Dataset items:

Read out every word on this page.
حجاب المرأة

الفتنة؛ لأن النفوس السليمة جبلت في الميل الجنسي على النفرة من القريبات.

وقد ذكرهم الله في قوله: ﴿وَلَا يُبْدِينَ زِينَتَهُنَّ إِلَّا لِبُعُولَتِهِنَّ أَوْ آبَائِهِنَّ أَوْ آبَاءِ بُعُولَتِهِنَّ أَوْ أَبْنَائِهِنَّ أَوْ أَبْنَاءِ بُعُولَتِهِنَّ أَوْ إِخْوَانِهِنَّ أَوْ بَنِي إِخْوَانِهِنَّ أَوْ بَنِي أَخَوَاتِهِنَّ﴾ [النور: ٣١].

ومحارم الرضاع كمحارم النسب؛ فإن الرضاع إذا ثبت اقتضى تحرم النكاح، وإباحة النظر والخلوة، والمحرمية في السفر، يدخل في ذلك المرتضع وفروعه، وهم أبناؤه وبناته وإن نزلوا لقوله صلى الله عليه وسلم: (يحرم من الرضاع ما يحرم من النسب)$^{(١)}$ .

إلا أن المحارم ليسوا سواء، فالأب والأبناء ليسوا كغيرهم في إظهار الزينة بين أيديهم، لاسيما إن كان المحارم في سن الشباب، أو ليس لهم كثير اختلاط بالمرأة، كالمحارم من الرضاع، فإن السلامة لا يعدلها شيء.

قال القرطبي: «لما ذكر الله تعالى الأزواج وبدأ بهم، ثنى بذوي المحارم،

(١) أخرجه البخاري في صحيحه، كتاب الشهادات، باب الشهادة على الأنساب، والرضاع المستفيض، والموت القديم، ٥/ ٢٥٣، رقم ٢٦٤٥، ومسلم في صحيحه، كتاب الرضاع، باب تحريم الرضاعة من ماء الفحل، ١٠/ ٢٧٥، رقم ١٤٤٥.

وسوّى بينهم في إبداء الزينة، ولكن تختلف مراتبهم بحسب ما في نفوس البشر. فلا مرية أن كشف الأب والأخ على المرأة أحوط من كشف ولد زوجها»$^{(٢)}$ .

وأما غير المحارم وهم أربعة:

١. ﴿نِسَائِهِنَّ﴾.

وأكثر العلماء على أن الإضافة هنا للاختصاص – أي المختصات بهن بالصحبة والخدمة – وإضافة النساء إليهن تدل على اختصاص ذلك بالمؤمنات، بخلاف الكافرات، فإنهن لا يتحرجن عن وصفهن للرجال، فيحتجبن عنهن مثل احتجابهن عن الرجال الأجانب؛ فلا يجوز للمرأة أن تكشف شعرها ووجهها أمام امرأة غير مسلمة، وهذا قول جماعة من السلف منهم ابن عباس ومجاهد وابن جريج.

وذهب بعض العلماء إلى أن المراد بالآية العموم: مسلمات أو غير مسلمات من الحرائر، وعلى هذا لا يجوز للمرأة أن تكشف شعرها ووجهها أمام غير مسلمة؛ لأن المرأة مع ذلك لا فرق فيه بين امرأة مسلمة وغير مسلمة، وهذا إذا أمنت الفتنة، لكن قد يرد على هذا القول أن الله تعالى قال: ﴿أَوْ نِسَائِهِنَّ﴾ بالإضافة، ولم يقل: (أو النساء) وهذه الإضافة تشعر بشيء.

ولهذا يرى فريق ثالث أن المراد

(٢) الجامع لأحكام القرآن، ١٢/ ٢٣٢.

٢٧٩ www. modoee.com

• _GOAL_
Return the lines above exactly, keeping every word.

• _COMPLETED TASK_
Read out every word on this page.
حجاب المرأة

الفتنة؛ لأن النفوس السليمة جبلت في الميل الجنسي على النفرة من القريبات.

وقد ذكرهم الله في قوله: ﴿وَلَا يُبْدِينَ زِينَتَهُنَّ إِلَّا لِبُعُولَتِهِنَّ أَوْ آبَائِهِنَّ أَوْ آبَاءِ بُعُولَتِهِنَّ أَوْ أَبْنَائِهِنَّ أَوْ أَبْنَاءِ بُعُولَتِهِنَّ أَوْ إِخْوَانِهِنَّ أَوْ بَنِي إِخْوَانِهِنَّ أَوْ بَنِي أَخَوَاتِهِنَّ﴾ [النور: ٣١].

ومحارم الرضاع كمحارم النسب؛ فإن الرضاع إذا ثبت اقتضى تحرم النكاح، وإباحة النظر والخلوة، والمحرمية في السفر، يدخل في ذلك المرتضع وفروعه، وهم أبناؤه وبناته وإن نزلوا لقوله صلى الله عليه وسلم: (يحرم من الرضاع ما يحرم من النسب)$^{(١)}$ .

إلا أن المحارم ليسوا سواء، فالأب والأبناء ليسوا كغيرهم في إظهار الزينة بين أيديهم، لاسيما إن كان المحارم في سن الشباب، أو ليس لهم كثير اختلاط بالمرأة، كالمحارم من الرضاع، فإن السلامة لا يعدلها شيء.

قال القرطبي: «لما ذكر الله تعالى الأزواج وبدأ بهم، ثنى بذوي المحارم،

(١) أخرجه البخاري في صحيحه، كتاب الشهادات، باب الشهادة على الأنساب، والرضاع المستفيض، والموت القديم، ٥/ ٢٥٣، رقم ٢٦٤٥، ومسلم في صحيحه، كتاب الرضاع، باب تحريم الرضاعة من ماء الفحل، ١٠/ ٢٧٥، رقم ١٤٤٥.

وسوّى بينهم في إبداء الزينة، ولكن تختلف مراتبهم بحسب ما في نفوس البشر. فلا مرية أن كشف الأب والأخ على المرأة أحوط من كشف ولد زوجها»$^{(٢)}$ .

وأما غير المحارم وهم أربعة:

١. ﴿نِسَائِهِنَّ﴾.

وأكثر العلماء على أن الإضافة هنا للاختصاص – أي المختصات بهن بالصحبة والخدمة – وإضافة النساء إليهن تدل على اختصاص ذلك بالمؤمنات، بخلاف الكافرات، فإنهن لا يتحرجن عن وصفهن للرجال، فيحتجبن عنهن مثل احتجابهن عن الرجال الأجانب؛ فلا يجوز للمرأة أن تكشف شعرها ووجهها أمام امرأة غير مسلمة، وهذا قول جماعة من السلف منهم ابن عباس ومجاهد وابن جريج.

وذهب بعض العلماء إلى أن المراد بالآية العموم: مسلمات أو غير مسلمات من الحرائر، وعلى هذا لا يجوز للمرأة أن تكشف شعرها ووجهها أمام غير مسلمة؛ لأن المرأة مع ذلك لا فرق فيه بين امرأة مسلمة وغير مسلمة، وهذا إذا أمنت الفتنة، لكن قد يرد على هذا القول أن الله تعالى قال: ﴿أَوْ نِسَائِهِنَّ﴾ بالإضافة، ولم يقل: (أو النساء) وهذه الإضافة تشعر بشيء.

ولهذا يرى فريق ثالث أن المراد

(٢) الجامع لأحكام القرآن، ١٢/ ٢٣٢.

٢٧٩ www. modoee.com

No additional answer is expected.